Dataset items:
----------
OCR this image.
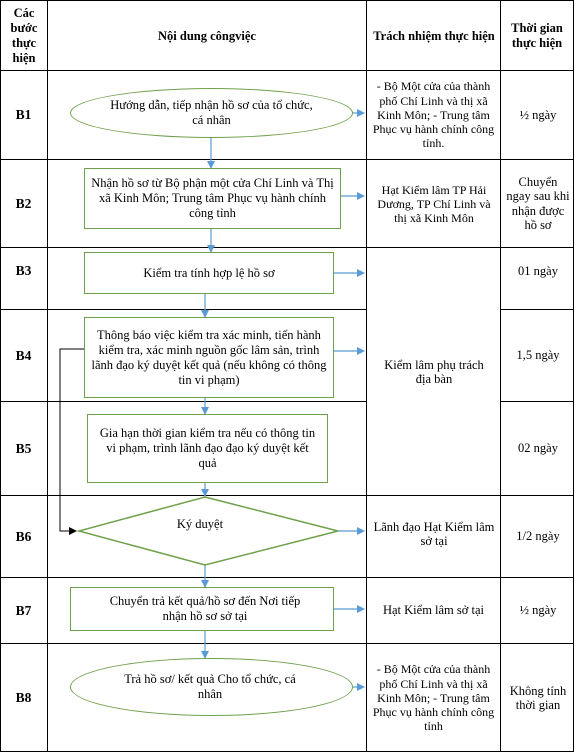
Các bước thực hiện
Nội dung côngviệc	Trách nhiệm thực hiện
Thời gian thực hiện
B1
B2
B3
B4
B5
B6
B7
B8
Hướng dẫn, tiếp nhận hồ sơ của tổ chức, cá nhân
Nhận hồ sơ từ Bộ phận một cửa Chí Linh và Thị xã Kinh Môn; Trung tâm Phục vụ hành chính công tỉnh
Kiểm tra tính hợp lệ hồ sơ
Thông báo việc kiểm tra xác minh, tiến hành kiểm tra, xác minh nguồn gốc lâm sản, trình lãnh đạo ký duyệt kết quả (nếu không có thông tin vi phạm)
Gia hạn thời gian kiểm tra nếu có thông tin vi phạm, trình lãnh đạo đạo ký duyệt kết quả
Ký duyệt
Chuyển trả kết quả/hồ sơ đến Nơi tiếp nhận hồ sơ sở tại
Trả hồ sơ/ kết quả Cho tổ chức, cá nhân
- Bộ Một cửa của thành phố Chí Linh và thị xã Kinh Môn; - Trung tâm Phục vụ hành chính công tỉnh.
Hạt Kiểm lâm TP Hải Dương, TP Chí Linh và thị xã Kinh Môn
Kiểm lâm phụ trách địa bàn
Lãnh đạo Hạt Kiểm lâm sở tại
Hạt Kiểm lâm sở tại
- Bộ Một cửa của thành phố Chí Linh và thị xã Kinh Môn; - Trung tâm Phục vụ hành chính công tỉnh
½ ngày
Chuyển ngay sau khi nhận được hồ sơ
01 ngày
1,5 ngày
02 ngày
1/2 ngày
½ ngày
Không tính thời gian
----------
### Exercise goal
Pick out every line with the string "tính" and copy it.

### The output
Kiểm tra tính hợp lệ hồ sơ
Không tính thời gian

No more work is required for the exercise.